● Required task
Of the lines in these entries, how many contain the string "School"? Give the number and nothing else.

● Material for this task
_ _ _ _ _

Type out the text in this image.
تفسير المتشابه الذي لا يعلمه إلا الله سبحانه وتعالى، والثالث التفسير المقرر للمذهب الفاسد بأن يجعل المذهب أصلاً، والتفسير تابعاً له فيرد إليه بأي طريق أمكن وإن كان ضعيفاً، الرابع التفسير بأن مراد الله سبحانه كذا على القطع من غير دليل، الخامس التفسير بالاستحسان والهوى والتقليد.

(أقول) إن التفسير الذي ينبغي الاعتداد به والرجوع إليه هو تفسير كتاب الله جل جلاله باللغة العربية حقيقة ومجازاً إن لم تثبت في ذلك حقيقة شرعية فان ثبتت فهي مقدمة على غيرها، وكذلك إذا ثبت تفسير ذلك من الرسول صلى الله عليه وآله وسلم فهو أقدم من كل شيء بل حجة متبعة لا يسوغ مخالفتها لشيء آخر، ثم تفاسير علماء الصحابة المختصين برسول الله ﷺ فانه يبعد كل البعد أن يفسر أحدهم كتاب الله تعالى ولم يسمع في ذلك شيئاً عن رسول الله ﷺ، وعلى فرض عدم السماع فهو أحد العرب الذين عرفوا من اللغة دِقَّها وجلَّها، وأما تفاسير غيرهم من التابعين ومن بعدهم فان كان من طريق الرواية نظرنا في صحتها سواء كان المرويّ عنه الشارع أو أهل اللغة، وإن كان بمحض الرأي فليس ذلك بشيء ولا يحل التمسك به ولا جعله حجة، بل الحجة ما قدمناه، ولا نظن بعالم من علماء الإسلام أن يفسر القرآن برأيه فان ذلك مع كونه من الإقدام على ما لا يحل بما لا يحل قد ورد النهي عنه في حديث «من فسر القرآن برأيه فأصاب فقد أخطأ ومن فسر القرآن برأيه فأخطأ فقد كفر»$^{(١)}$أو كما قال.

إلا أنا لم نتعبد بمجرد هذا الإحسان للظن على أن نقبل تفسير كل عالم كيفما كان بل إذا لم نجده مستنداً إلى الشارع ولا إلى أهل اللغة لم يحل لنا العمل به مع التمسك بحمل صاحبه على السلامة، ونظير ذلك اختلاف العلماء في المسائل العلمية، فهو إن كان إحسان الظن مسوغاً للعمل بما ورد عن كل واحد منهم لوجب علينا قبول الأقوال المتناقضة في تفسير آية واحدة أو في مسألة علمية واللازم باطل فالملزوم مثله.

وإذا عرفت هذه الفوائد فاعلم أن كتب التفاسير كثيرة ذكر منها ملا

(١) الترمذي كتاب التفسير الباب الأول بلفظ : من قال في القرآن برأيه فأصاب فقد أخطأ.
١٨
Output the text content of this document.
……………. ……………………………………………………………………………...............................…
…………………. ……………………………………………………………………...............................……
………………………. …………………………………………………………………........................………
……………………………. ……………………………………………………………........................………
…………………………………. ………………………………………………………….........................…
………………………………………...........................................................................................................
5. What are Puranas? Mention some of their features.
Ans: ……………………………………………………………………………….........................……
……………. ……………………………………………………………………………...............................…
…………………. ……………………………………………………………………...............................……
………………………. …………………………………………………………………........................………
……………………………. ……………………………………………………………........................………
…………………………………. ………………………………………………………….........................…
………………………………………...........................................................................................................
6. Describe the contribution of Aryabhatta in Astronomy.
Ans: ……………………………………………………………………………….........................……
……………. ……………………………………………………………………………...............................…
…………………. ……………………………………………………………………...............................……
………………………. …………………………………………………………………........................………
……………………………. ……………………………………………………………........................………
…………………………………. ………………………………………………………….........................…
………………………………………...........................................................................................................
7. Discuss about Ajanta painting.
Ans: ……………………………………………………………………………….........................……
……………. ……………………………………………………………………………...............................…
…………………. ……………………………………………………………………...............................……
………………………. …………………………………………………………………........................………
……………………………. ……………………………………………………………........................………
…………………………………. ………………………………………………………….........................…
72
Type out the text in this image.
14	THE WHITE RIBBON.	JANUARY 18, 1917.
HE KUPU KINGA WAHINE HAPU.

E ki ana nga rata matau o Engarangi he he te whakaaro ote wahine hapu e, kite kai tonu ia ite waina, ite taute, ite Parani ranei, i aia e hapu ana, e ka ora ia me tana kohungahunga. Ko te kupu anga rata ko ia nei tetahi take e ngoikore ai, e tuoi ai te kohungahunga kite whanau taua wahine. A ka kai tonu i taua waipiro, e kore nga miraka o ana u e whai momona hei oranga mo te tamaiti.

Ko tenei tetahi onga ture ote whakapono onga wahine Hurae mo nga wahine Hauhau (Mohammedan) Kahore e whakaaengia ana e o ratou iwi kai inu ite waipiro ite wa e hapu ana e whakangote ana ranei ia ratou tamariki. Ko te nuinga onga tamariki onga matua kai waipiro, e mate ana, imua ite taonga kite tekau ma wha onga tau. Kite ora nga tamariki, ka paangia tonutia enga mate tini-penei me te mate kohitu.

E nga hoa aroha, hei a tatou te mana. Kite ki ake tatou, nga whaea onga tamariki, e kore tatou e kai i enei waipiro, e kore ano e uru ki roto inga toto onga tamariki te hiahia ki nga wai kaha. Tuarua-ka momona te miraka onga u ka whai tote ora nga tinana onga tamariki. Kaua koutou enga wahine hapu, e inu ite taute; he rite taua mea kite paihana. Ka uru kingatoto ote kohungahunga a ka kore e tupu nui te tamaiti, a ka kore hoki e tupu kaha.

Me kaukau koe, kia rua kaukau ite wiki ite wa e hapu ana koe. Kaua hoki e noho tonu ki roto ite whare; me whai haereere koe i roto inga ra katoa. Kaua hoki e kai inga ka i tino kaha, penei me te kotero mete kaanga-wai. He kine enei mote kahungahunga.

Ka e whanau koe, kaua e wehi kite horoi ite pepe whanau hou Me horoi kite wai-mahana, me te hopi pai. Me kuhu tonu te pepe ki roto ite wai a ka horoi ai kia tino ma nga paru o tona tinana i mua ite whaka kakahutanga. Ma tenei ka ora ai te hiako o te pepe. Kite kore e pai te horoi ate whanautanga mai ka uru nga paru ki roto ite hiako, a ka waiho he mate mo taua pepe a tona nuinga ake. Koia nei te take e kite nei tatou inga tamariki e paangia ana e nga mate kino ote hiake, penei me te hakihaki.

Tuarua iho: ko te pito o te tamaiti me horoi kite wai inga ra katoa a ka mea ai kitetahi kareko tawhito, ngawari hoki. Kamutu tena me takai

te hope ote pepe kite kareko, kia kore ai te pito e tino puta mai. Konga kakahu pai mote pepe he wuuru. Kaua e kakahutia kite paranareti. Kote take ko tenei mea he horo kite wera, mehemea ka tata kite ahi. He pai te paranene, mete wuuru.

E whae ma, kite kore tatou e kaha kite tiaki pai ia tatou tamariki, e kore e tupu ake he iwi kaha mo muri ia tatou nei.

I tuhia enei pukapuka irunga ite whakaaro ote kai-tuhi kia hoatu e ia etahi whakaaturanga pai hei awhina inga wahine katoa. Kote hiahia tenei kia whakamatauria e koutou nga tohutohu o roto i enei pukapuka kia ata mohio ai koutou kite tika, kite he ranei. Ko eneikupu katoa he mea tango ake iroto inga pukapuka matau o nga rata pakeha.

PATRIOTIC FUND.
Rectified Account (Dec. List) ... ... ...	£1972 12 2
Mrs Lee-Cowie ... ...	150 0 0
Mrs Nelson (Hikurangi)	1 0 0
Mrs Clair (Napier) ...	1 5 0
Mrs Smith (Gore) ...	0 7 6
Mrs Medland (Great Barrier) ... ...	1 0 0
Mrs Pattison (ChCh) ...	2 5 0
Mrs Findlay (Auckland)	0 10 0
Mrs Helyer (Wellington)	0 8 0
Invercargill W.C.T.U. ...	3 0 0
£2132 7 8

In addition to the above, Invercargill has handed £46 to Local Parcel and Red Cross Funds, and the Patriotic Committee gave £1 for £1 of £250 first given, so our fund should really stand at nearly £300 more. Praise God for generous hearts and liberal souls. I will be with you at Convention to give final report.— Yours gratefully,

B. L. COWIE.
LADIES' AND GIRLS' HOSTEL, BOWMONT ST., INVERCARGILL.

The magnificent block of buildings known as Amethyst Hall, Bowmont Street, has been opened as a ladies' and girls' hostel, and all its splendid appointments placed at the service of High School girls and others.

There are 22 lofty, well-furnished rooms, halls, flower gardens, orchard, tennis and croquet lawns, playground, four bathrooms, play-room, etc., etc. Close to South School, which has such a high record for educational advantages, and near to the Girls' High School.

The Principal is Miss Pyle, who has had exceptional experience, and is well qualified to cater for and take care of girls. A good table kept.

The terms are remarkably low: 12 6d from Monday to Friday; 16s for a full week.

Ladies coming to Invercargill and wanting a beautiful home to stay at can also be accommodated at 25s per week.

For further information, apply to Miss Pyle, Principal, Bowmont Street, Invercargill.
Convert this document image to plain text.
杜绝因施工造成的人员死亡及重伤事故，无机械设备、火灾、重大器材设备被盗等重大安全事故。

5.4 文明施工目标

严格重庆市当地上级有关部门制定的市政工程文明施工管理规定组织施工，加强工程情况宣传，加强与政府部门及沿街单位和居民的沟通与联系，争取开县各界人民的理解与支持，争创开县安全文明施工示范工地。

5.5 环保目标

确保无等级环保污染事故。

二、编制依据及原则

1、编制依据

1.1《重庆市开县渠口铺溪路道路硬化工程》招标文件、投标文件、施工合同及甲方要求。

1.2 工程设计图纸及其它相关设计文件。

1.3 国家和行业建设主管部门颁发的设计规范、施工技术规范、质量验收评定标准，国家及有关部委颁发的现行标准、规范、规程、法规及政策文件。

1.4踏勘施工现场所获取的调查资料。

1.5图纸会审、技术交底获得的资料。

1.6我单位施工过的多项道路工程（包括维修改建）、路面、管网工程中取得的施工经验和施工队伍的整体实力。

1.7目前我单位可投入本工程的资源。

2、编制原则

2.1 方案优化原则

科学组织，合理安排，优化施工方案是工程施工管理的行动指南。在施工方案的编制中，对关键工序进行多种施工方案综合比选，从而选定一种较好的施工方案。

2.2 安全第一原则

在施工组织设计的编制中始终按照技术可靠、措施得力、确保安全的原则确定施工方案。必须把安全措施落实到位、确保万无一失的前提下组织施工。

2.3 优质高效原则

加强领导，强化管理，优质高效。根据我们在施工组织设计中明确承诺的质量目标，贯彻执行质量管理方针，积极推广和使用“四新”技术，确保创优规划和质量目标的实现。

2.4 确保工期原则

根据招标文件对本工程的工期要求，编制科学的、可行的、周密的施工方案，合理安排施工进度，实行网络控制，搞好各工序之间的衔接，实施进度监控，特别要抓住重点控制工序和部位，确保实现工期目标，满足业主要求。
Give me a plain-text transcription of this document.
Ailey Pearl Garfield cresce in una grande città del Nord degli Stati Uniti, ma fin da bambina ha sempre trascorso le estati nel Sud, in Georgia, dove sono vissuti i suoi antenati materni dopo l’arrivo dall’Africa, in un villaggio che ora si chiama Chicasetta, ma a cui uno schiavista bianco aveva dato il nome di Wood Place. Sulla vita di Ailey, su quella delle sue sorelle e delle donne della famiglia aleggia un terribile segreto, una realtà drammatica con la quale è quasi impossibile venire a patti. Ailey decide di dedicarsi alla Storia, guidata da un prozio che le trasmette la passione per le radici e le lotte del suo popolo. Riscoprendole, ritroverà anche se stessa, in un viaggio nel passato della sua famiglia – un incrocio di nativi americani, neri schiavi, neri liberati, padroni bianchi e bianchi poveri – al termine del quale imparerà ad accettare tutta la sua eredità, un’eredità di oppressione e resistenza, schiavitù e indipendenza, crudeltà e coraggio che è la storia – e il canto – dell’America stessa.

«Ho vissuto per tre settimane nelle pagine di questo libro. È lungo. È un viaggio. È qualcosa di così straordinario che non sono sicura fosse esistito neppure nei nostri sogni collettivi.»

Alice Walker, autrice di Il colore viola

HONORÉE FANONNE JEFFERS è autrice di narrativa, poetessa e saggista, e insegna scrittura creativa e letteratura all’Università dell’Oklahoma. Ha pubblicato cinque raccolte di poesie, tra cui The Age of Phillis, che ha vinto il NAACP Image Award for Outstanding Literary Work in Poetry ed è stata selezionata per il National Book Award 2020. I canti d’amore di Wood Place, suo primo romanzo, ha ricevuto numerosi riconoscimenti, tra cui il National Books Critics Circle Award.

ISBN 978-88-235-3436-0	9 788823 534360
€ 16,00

_ _ _ _ _

● Worked solution
2